#### [What to produce]
What is the number of lines containing the word "title"? Please answer with that number and nothing more.

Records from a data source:
══════════
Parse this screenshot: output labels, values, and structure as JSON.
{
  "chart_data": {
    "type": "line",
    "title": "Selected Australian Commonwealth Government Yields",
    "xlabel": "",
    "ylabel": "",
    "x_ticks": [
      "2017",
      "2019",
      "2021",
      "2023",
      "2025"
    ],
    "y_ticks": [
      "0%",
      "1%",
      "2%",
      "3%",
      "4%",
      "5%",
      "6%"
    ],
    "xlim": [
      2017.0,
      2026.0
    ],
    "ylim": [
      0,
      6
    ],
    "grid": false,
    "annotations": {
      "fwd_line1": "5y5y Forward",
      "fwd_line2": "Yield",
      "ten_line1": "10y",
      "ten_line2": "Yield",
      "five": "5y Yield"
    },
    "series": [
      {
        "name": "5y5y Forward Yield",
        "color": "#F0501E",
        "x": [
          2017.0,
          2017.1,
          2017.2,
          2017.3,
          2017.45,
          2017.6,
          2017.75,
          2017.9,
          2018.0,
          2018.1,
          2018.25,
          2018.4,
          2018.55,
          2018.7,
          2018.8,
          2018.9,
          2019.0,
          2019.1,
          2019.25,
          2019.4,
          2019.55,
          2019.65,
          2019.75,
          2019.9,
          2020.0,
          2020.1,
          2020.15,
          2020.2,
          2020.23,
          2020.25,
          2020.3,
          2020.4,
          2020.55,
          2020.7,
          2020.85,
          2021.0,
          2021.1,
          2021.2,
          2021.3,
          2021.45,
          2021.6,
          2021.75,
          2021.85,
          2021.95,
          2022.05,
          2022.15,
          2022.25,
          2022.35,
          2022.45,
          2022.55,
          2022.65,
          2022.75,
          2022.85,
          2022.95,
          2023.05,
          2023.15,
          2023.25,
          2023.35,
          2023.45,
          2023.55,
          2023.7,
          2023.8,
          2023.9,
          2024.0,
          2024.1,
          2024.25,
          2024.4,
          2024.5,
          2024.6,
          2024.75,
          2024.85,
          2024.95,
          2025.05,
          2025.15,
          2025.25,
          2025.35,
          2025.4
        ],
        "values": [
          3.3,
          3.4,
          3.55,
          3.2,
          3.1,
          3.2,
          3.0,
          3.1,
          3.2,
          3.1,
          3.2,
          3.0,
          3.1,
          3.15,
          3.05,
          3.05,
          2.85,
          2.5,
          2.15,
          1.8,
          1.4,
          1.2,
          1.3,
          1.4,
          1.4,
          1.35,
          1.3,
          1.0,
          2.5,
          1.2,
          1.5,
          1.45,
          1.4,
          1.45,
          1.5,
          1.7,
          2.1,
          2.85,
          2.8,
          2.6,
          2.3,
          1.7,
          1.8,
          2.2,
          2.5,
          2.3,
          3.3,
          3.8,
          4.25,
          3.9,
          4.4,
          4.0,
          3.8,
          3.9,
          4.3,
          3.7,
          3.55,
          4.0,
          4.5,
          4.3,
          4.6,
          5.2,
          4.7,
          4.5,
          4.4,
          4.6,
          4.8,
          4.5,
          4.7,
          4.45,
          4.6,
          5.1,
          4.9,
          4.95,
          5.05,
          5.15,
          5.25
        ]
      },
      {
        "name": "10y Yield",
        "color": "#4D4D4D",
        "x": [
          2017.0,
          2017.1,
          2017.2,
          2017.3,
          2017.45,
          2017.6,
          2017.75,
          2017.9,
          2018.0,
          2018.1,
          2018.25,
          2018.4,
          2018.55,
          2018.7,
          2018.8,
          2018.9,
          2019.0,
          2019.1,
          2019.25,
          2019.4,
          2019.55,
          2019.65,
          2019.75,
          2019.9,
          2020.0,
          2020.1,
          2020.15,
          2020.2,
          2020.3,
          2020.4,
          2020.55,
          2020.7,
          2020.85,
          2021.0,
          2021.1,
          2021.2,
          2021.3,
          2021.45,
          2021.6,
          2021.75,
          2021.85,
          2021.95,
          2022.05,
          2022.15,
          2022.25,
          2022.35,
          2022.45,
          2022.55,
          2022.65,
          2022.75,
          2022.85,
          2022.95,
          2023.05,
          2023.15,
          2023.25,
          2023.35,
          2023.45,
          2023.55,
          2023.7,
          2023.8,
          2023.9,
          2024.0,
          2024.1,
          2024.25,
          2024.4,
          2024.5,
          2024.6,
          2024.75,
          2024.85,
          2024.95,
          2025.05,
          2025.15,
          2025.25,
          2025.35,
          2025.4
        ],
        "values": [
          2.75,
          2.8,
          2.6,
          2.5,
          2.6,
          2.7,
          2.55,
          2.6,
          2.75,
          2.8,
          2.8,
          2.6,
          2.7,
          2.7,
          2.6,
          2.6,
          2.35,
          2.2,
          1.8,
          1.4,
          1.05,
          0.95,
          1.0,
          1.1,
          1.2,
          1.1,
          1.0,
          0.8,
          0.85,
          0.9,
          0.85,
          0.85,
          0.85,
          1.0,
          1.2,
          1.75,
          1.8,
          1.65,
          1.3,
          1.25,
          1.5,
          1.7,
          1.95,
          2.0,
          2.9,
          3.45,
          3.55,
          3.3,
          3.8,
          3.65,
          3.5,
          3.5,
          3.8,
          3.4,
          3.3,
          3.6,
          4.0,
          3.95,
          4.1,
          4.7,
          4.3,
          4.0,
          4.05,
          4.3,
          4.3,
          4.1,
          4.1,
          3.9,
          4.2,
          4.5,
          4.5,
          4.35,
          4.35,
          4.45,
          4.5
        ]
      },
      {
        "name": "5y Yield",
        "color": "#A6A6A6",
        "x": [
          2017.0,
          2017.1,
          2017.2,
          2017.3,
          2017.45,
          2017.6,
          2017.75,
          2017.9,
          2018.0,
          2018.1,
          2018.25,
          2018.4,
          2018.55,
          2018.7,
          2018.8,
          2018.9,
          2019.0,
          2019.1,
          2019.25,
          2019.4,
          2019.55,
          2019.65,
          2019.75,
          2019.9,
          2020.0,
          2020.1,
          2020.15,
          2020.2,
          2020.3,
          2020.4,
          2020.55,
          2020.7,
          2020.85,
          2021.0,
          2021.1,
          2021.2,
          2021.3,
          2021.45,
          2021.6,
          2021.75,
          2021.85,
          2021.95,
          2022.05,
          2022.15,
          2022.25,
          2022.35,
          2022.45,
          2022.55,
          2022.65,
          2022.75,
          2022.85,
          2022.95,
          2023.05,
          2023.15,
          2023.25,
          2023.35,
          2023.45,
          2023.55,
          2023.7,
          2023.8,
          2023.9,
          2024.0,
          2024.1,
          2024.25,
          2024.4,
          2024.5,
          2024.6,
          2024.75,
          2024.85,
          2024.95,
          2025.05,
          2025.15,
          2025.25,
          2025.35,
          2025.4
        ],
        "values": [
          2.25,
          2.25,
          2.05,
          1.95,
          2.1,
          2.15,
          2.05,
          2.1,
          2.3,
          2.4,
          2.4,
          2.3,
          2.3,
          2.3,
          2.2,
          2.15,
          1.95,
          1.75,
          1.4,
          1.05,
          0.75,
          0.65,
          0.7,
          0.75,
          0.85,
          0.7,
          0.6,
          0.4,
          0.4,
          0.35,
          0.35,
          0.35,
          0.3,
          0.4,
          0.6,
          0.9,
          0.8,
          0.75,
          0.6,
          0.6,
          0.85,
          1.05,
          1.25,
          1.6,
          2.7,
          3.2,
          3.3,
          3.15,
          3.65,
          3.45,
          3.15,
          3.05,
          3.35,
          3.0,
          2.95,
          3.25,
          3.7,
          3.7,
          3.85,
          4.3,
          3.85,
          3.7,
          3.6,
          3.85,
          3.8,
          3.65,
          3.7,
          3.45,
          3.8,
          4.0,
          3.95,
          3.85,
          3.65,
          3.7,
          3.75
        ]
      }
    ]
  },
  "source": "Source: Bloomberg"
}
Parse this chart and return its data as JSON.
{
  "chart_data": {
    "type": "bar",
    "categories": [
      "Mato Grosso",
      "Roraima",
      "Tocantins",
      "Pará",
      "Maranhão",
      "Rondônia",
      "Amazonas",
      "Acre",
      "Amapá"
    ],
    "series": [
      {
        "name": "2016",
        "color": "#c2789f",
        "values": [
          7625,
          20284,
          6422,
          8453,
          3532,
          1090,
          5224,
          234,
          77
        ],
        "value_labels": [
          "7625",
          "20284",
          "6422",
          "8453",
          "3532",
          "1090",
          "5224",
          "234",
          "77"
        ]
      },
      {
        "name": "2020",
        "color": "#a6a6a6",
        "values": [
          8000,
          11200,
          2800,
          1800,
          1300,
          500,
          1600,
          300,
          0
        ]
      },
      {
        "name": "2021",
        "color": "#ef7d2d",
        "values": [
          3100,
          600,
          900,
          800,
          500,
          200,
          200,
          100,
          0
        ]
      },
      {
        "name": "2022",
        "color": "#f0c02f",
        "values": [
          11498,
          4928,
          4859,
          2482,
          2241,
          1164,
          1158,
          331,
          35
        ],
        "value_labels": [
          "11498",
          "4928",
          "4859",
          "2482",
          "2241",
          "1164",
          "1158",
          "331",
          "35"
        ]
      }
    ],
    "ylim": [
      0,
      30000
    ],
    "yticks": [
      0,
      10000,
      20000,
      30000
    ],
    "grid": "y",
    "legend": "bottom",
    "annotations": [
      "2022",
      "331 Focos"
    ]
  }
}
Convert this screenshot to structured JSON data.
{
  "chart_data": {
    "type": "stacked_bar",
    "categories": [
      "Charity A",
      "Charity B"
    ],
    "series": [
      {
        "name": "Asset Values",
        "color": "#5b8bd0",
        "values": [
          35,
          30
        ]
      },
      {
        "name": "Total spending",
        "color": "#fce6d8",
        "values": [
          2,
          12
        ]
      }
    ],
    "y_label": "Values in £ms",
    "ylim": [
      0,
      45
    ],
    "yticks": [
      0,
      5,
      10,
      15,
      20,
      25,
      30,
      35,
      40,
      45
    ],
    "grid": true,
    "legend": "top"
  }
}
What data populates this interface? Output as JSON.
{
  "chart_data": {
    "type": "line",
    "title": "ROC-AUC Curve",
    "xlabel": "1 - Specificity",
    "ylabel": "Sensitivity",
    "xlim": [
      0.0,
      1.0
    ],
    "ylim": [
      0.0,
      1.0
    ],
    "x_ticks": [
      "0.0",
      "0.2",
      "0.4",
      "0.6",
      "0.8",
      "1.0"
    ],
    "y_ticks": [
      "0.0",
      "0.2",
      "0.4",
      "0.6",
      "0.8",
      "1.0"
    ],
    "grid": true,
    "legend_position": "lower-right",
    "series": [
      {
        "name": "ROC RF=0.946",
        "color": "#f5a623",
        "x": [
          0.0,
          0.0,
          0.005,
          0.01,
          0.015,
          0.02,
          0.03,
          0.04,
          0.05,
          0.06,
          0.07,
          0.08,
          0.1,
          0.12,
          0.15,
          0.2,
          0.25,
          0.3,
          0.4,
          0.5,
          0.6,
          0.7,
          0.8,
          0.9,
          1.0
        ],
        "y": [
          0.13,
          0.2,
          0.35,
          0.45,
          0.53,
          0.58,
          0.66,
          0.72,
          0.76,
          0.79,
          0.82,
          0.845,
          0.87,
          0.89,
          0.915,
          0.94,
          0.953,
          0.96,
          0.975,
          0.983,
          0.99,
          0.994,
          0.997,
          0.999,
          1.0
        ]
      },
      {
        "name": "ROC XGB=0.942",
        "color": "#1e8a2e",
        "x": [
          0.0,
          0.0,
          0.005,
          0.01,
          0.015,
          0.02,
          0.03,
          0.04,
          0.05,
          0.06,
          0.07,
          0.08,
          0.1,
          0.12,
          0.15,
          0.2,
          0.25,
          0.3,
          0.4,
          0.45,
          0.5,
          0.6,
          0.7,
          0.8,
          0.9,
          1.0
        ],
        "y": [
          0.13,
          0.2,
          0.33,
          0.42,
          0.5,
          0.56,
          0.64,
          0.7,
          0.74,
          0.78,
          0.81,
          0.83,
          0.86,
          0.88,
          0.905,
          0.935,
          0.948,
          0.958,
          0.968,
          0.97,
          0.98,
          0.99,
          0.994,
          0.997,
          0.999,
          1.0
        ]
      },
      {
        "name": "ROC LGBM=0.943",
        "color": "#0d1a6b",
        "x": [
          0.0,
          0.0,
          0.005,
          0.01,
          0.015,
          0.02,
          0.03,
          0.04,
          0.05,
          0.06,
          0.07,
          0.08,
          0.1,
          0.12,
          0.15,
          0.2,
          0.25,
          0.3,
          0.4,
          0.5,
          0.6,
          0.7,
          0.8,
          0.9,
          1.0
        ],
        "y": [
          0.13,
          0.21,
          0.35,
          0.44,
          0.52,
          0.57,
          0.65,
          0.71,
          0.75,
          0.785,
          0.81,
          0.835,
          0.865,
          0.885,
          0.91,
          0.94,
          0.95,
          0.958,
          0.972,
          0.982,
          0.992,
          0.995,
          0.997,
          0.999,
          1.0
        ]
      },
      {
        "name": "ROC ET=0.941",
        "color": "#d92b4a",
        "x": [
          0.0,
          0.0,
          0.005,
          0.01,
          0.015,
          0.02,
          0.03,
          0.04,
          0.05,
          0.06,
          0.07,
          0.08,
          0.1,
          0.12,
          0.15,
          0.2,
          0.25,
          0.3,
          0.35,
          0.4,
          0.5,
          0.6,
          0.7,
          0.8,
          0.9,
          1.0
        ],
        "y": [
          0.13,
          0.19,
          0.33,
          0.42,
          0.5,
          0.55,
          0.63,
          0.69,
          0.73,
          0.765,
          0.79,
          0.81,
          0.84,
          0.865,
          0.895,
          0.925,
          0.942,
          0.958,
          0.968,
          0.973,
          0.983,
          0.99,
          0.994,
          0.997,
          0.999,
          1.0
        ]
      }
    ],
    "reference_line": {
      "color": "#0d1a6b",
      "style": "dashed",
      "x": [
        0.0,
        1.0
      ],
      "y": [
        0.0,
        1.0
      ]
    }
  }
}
══════════
#### [Solution to the problem]
2